PROBLEM TO WORK ON: This exercise asks for the records to be retyped exactly as they read.
··· DATASET ···
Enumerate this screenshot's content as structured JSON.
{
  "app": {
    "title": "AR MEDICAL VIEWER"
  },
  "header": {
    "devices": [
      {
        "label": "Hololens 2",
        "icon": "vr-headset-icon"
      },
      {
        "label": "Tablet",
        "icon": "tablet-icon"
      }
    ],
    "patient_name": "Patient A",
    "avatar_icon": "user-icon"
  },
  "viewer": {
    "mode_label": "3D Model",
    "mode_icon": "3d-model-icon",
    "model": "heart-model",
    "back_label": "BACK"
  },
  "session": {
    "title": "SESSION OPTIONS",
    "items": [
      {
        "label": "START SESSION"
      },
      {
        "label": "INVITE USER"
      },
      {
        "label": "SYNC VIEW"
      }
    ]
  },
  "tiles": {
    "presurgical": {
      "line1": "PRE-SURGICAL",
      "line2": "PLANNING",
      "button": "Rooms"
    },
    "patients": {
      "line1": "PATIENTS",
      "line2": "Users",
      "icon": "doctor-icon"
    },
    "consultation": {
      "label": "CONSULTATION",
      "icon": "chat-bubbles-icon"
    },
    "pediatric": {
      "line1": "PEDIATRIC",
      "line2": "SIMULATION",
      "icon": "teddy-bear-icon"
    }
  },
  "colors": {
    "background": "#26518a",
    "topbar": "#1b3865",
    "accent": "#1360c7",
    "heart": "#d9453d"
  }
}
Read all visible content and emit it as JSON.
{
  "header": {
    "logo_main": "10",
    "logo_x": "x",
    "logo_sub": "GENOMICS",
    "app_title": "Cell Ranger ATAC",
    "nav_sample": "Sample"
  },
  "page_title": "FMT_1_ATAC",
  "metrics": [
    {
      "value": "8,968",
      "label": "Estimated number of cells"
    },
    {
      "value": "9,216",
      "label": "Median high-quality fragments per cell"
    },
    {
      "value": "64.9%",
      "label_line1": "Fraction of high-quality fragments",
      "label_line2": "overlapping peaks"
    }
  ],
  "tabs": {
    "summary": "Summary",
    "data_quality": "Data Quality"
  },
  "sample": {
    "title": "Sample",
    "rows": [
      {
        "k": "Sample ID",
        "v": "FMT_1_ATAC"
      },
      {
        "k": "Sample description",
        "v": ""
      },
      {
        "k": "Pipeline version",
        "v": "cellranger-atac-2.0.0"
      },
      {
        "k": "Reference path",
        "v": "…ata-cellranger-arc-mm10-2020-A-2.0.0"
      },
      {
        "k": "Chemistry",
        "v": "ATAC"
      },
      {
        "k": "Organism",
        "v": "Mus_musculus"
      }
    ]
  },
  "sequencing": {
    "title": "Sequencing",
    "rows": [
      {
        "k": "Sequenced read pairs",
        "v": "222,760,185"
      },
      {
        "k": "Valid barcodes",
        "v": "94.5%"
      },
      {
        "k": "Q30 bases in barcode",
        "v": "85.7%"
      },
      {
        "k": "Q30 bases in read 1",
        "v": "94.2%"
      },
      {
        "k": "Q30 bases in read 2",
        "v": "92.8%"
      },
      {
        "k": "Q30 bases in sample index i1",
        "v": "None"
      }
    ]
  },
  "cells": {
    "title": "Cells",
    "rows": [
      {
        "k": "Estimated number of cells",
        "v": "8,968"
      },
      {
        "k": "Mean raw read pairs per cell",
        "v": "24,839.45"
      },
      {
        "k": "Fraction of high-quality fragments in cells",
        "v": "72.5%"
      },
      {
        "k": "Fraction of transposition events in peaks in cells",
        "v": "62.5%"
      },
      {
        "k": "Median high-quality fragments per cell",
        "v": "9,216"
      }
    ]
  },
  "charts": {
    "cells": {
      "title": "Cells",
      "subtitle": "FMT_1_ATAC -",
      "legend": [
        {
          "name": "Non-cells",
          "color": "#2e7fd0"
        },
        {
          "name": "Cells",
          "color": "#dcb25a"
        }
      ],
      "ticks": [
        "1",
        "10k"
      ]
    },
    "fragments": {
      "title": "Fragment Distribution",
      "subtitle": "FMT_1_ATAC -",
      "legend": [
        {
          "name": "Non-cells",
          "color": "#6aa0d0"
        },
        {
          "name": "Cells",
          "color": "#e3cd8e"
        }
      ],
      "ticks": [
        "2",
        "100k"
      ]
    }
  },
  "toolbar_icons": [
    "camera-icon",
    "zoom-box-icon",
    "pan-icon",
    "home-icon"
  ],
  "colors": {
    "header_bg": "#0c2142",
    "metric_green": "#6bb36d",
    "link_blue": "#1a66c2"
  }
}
···
EXERCISE SOLUTION:
Enumerate this screenshot's content as structured JSON.
{
  "app": {
    "title": "AR MEDICAL VIEWER"
  },
  "header": {
    "devices": [
      {
        "label": "Hololens 2",
        "icon": "vr-headset-icon"
      },
      {
        "label": "Tablet",
        "icon": "tablet-icon"
      }
    ],
    "patient_name": "Patient A",
    "avatar_icon": "user-icon"
  },
  "viewer": {
    "mode_label": "3D Model",
    "mode_icon": "3d-model-icon",
    "model": "heart-model",
    "back_label": "BACK"
  },
  "session": {
    "title": "SESSION OPTIONS",
    "items": [
      {
        "label": "START SESSION"
      },
      {
        "label": "INVITE USER"
      },
      {
        "label": "SYNC VIEW"
      }
    ]
  },
  "tiles": {
    "presurgical": {
      "line1": "PRE-SURGICAL",
      "line2": "PLANNING",
      "button": "Rooms"
    },
    "patients": {
      "line1": "PATIENTS",
      "line2": "Users",
      "icon": "doctor-icon"
    },
    "consultation": {
      "label": "CONSULTATION",
      "icon": "chat-bubbles-icon"
    },
    "pediatric": {
      "line1": "PEDIATRIC",
      "line2": "SIMULATION",
      "icon": "teddy-bear-icon"
    }
  },
  "colors": {
    "background": "#26518a",
    "topbar": "#1b3865",
    "accent": "#1360c7",
    "heart": "#d9453d"
  }
}
Read all visible content and emit it as JSON.
{
  "header": {
    "logo_main": "10",
    "logo_x": "x",
    "logo_sub": "GENOMICS",
    "app_title": "Cell Ranger ATAC",
    "nav_sample": "Sample"
  },
  "page_title": "FMT_1_ATAC",
  "metrics": [
    {
      "value": "8,968",
      "label": "Estimated number of cells"
    },
    {
      "value": "9,216",
      "label": "Median high-quality fragments per cell"
    },
    {
      "value": "64.9%",
      "label_line1": "Fraction of high-quality fragments",
      "label_line2": "overlapping peaks"
    }
  ],
  "tabs": {
    "summary": "Summary",
    "data_quality": "Data Quality"
  },
  "sample": {
    "title": "Sample",
    "rows": [
      {
        "k": "Sample ID",
        "v": "FMT_1_ATAC"
      },
      {
        "k": "Sample description",
        "v": ""
      },
      {
        "k": "Pipeline version",
        "v": "cellranger-atac-2.0.0"
      },
      {
        "k": "Reference path",
        "v": "…ata-cellranger-arc-mm10-2020-A-2.0.0"
      },
      {
        "k": "Chemistry",
        "v": "ATAC"
      },
      {
        "k": "Organism",
        "v": "Mus_musculus"
      }
    ]
  },
  "sequencing": {
    "title": "Sequencing",
    "rows": [
      {
        "k": "Sequenced read pairs",
        "v": "222,760,185"
      },
      {
        "k": "Valid barcodes",
        "v": "94.5%"
      },
      {
        "k": "Q30 bases in barcode",
        "v": "85.7%"
      },
      {
        "k": "Q30 bases in read 1",
        "v": "94.2%"
      },
      {
        "k": "Q30 bases in read 2",
        "v": "92.8%"
      },
      {
        "k": "Q30 bases in sample index i1",
        "v": "None"
      }
    ]
  },
  "cells": {
    "title": "Cells",
    "rows": [
      {
        "k": "Estimated number of cells",
        "v": "8,968"
      },
      {
        "k": "Mean raw read pairs per cell",
        "v": "24,839.45"
      },
      {
        "k": "Fraction of high-quality fragments in cells",
        "v": "72.5%"
      },
      {
        "k": "Fraction of transposition events in peaks in cells",
        "v": "62.5%"
      },
      {
        "k": "Median high-quality fragments per cell",
        "v": "9,216"
      }
    ]
  },
  "charts": {
    "cells": {
      "title": "Cells",
      "subtitle": "FMT_1_ATAC -",
      "legend": [
        {
          "name": "Non-cells",
          "color": "#2e7fd0"
        },
        {
          "name": "Cells",
          "color": "#dcb25a"
        }
      ],
      "ticks": [
        "1",
        "10k"
      ]
    },
    "fragments": {
      "title": "Fragment Distribution",
      "subtitle": "FMT_1_ATAC -",
      "legend": [
        {
          "name": "Non-cells",
          "color": "#6aa0d0"
        },
        {
          "name": "Cells",
          "color": "#e3cd8e"
        }
      ],
      "ticks": [
        "2",
        "100k"
      ]
    }
  },
  "toolbar_icons": [
    "camera-icon",
    "zoom-box-icon",
    "pan-icon",
    "home-icon"
  ],
  "colors": {
    "header_bg": "#0c2142",
    "metric_green": "#6bb36d",
    "link_blue": "#1a66c2"
  }
}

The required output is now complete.